▶ PROBLEM TO SOLVE: Return each line holding the string "пароля".

▶ WORKING DATA:

------------

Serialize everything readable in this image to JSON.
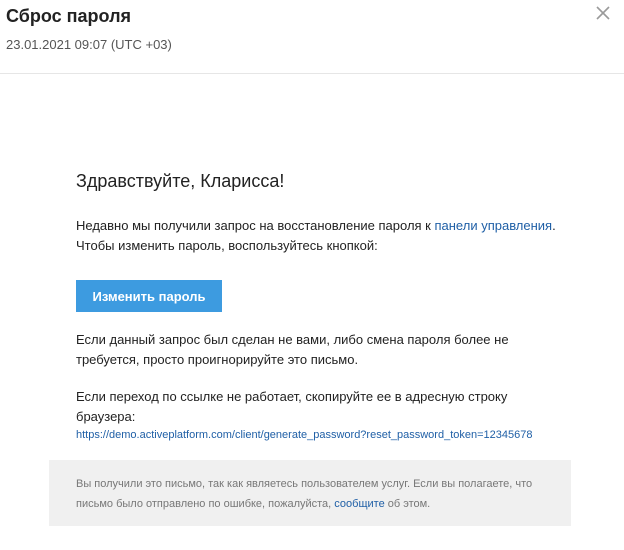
{
  "header": {
    "title": "Сброс пароля",
    "timestamp": "23.01.2021 09:07 (UTC +03)",
    "close_icon": "close-icon"
  },
  "email": {
    "greeting": "Здравствуйте, Кларисса!",
    "p1_before_link": "Недавно мы получили запрос на восстановление пароля к ",
    "p1_link": "панели управления",
    "p1_after_link": ". Чтобы изменить пароль, воспользуйтесь кнопкой:",
    "button_label": "Изменить пароль",
    "p2": "Если данный запрос был сделан не вами, либо смена пароля более не требуется, просто проигнорируйте это письмо.",
    "p3": "Если переход по ссылке не работает, скопируйте ее в адресную строку браузера:",
    "reset_url": "https://demo.activeplatform.com/client/generate_password?reset_password_token=12345678"
  },
  "footer": {
    "text_before_link": "Вы получили это письмо, так как являетесь пользователем услуг. Если вы полагаете, что письмо было отправлено по ошибке, пожалуйста, ",
    "link": "сообщите",
    "text_after_link": " об этом."
  },
  "colors": {
    "button_bg": "#3d9be0",
    "link": "#1f5fa6",
    "footer_bg": "#f0f0f0"
  }
}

------------

▶ SOLUTION BELOW:
    "title": "Сброс пароля",
    "p1_before_link": "Недавно мы получили запрос на восстановление пароля к ",
    "p2": "Если данный запрос был сделан не вами, либо смена пароля более не требуется, просто проигнорируйте это письмо.",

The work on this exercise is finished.